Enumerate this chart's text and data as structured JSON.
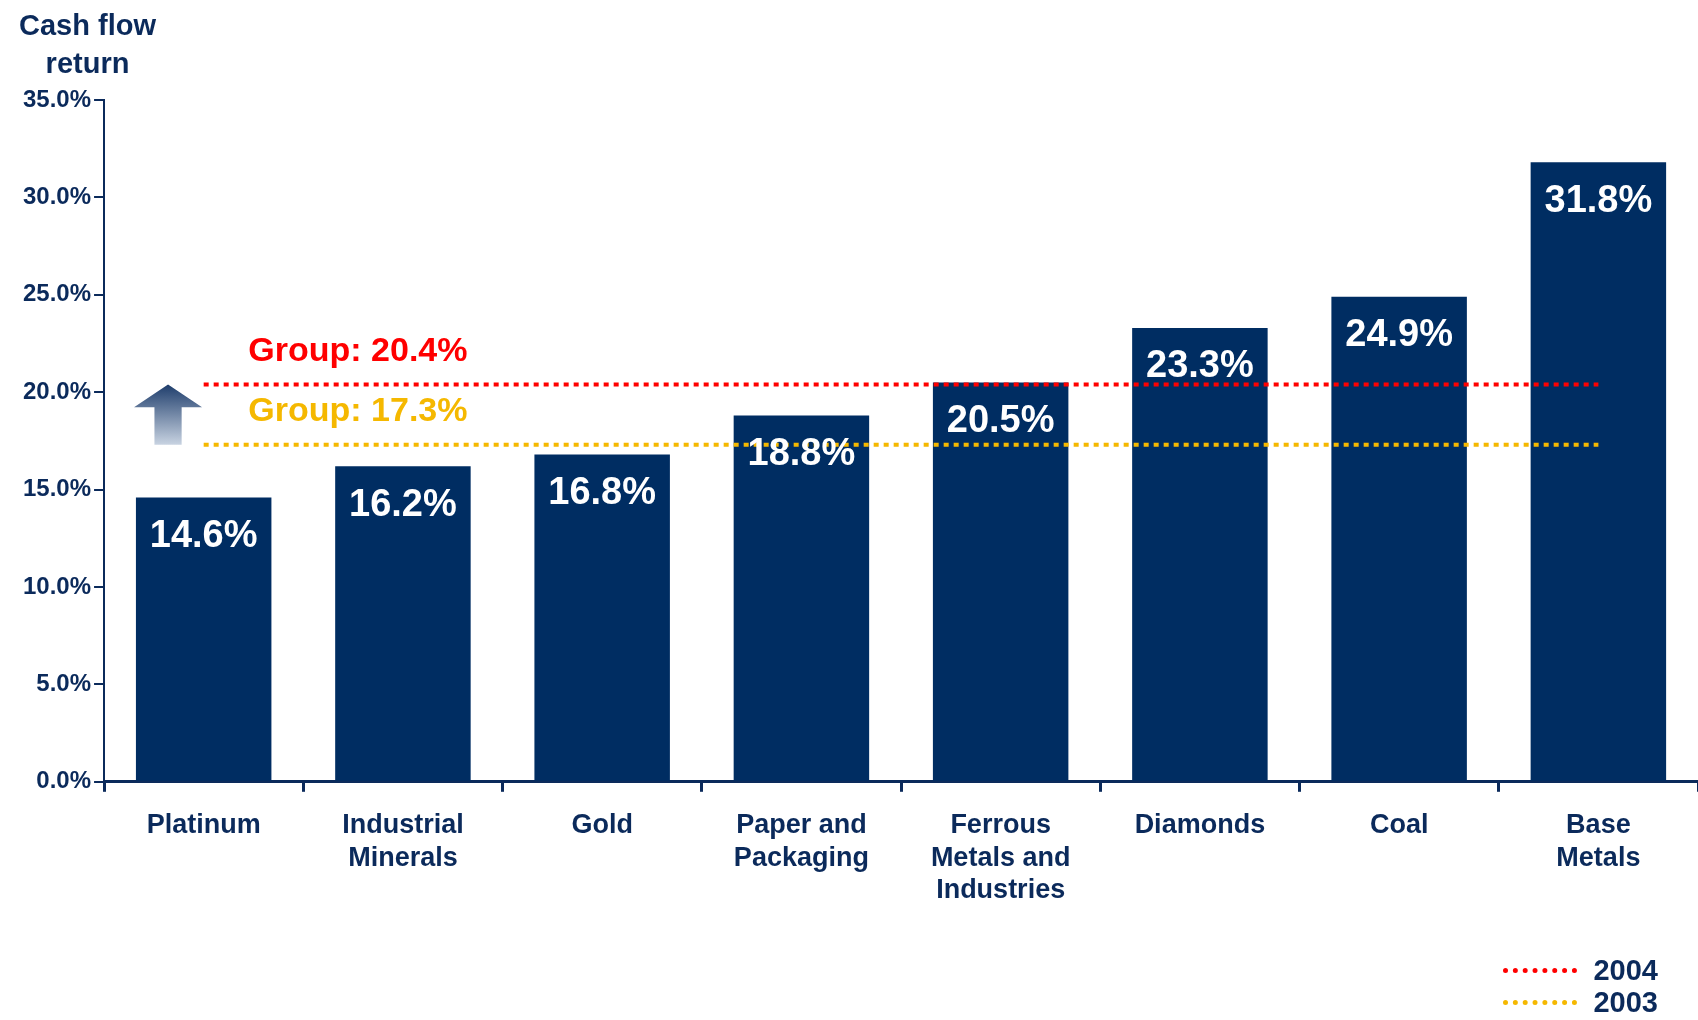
{
  "chart_data": {
    "type": "bar",
    "ylabel": "Cash flow return",
    "categories": [
      "Platinum",
      "Industrial Minerals",
      "Gold",
      "Paper and Packaging",
      "Ferrous Metals and Industries",
      "Diamonds",
      "Coal",
      "Base Metals"
    ],
    "series": [
      {
        "color": "#002d62",
        "values": [
          14.6,
          16.2,
          16.8,
          18.8,
          20.5,
          23.3,
          24.9,
          31.8
        ],
        "value_labels": [
          "14.6%",
          "16.2%",
          "16.8%",
          "18.8%",
          "20.5%",
          "23.3%",
          "24.9%",
          "31.8%"
        ]
      },
      {
        "type": "line",
        "name": "2004",
        "color": "#ff0000",
        "line_style": "dotted",
        "values": [
          20.4,
          20.4,
          20.4,
          20.4,
          20.4,
          20.4,
          20.4,
          20.4
        ]
      },
      {
        "type": "line",
        "name": "2003",
        "color": "#f5b800",
        "line_style": "dotted",
        "values": [
          17.3,
          17.3,
          17.3,
          17.3,
          17.3,
          17.3,
          17.3,
          17.3
        ]
      }
    ],
    "annotations": [
      {
        "text": "Group: 20.4%",
        "x": "Industrial Minerals",
        "y": 20.4
      },
      {
        "text": "Group: 17.3%",
        "x": "Industrial Minerals",
        "y": 17.3
      }
    ],
    "ylim": [
      0,
      35
    ],
    "yticks": [
      {
        "value": 0,
        "label": "0.0%"
      },
      {
        "value": 5,
        "label": "5.0%"
      },
      {
        "value": 10,
        "label": "10.0%"
      },
      {
        "value": 15,
        "label": "15.0%"
      },
      {
        "value": 20,
        "label": "20.0%"
      },
      {
        "value": 25,
        "label": "25.0%"
      },
      {
        "value": 30,
        "label": "30.0%"
      },
      {
        "value": 35,
        "label": "35.0%"
      }
    ],
    "grid": false,
    "legend": "bottom right",
    "marker": "none"
  }
}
——————————
- [What the exercise asks]: Each record above should be copied character for character, with pictures dropped.

- [Result]:
Enumerate this chart's text and data as structured JSON.
{
  "chart_data": {
    "type": "bar",
    "ylabel": "Cash flow return",
    "categories": [
      "Platinum",
      "Industrial Minerals",
      "Gold",
      "Paper and Packaging",
      "Ferrous Metals and Industries",
      "Diamonds",
      "Coal",
      "Base Metals"
    ],
    "series": [
      {
        "color": "#002d62",
        "values": [
          14.6,
          16.2,
          16.8,
          18.8,
          20.5,
          23.3,
          24.9,
          31.8
        ],
        "value_labels": [
          "14.6%",
          "16.2%",
          "16.8%",
          "18.8%",
          "20.5%",
          "23.3%",
          "24.9%",
          "31.8%"
        ]
      },
      {
        "type": "line",
        "name": "2004",
        "color": "#ff0000",
        "line_style": "dotted",
        "values": [
          20.4,
          20.4,
          20.4,
          20.4,
          20.4,
          20.4,
          20.4,
          20.4
        ]
      },
      {
        "type": "line",
        "name": "2003",
        "color": "#f5b800",
        "line_style": "dotted",
        "values": [
          17.3,
          17.3,
          17.3,
          17.3,
          17.3,
          17.3,
          17.3,
          17.3
        ]
      }
    ],
    "annotations": [
      {
        "text": "Group: 20.4%",
        "x": "Industrial Minerals",
        "y": 20.4
      },
      {
        "text": "Group: 17.3%",
        "x": "Industrial Minerals",
        "y": 17.3
      }
    ],
    "ylim": [
      0,
      35
    ],
    "yticks": [
      {
        "value": 0,
        "label": "0.0%"
      },
      {
        "value": 5,
        "label": "5.0%"
      },
      {
        "value": 10,
        "label": "10.0%"
      },
      {
        "value": 15,
        "label": "15.0%"
      },
      {
        "value": 20,
        "label": "20.0%"
      },
      {
        "value": 25,
        "label": "25.0%"
      },
      {
        "value": 30,
        "label": "30.0%"
      },
      {
        "value": 35,
        "label": "35.0%"
      }
    ],
    "grid": false,
    "legend": "bottom right",
    "marker": "none"
  }
}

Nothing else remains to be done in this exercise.